** Start of Stored data **

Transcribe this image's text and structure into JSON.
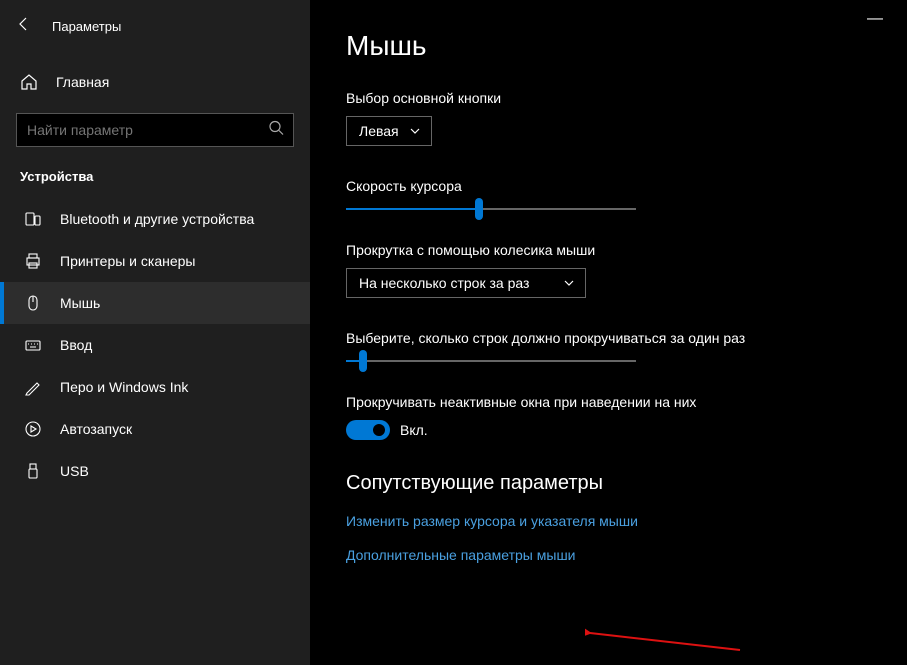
{
  "window": {
    "title": "Параметры"
  },
  "sidebar": {
    "home": "Главная",
    "search_placeholder": "Найти параметр",
    "category": "Устройства",
    "items": [
      {
        "label": "Bluetooth и другие устройства"
      },
      {
        "label": "Принтеры и сканеры"
      },
      {
        "label": "Мышь"
      },
      {
        "label": "Ввод"
      },
      {
        "label": "Перо и Windows Ink"
      },
      {
        "label": "Автозапуск"
      },
      {
        "label": "USB"
      }
    ]
  },
  "main": {
    "title": "Мышь",
    "primary_button": {
      "label": "Выбор основной кнопки",
      "value": "Левая"
    },
    "cursor_speed": {
      "label": "Скорость курсора",
      "value_pct": 46
    },
    "scroll_mode": {
      "label": "Прокрутка с помощью колесика мыши",
      "value": "На несколько строк за раз"
    },
    "scroll_lines": {
      "label": "Выберите, сколько строк должно прокручиваться за один раз",
      "value_pct": 6
    },
    "inactive_scroll": {
      "label": "Прокручивать неактивные окна при наведении на них",
      "on": true,
      "on_label": "Вкл."
    },
    "related": {
      "title": "Сопутствующие параметры",
      "link1": "Изменить размер курсора и указателя мыши",
      "link2": "Дополнительные параметры мыши"
    }
  }
}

** End of Stored data **

Without including the pictures, reproduce all entries exactly.

## The reply
Transcribe this image's text and structure into JSON.
{
  "window": {
    "title": "Параметры"
  },
  "sidebar": {
    "home": "Главная",
    "search_placeholder": "Найти параметр",
    "category": "Устройства",
    "items": [
      {
        "label": "Bluetooth и другие устройства"
      },
      {
        "label": "Принтеры и сканеры"
      },
      {
        "label": "Мышь"
      },
      {
        "label": "Ввод"
      },
      {
        "label": "Перо и Windows Ink"
      },
      {
        "label": "Автозапуск"
      },
      {
        "label": "USB"
      }
    ]
  },
  "main": {
    "title": "Мышь",
    "primary_button": {
      "label": "Выбор основной кнопки",
      "value": "Левая"
    },
    "cursor_speed": {
      "label": "Скорость курсора",
      "value_pct": 46
    },
    "scroll_mode": {
      "label": "Прокрутка с помощью колесика мыши",
      "value": "На несколько строк за раз"
    },
    "scroll_lines": {
      "label": "Выберите, сколько строк должно прокручиваться за один раз",
      "value_pct": 6
    },
    "inactive_scroll": {
      "label": "Прокручивать неактивные окна при наведении на них",
      "on": true,
      "on_label": "Вкл."
    },
    "related": {
      "title": "Сопутствующие параметры",
      "link1": "Изменить размер курсора и указателя мыши",
      "link2": "Дополнительные параметры мыши"
    }
  }
}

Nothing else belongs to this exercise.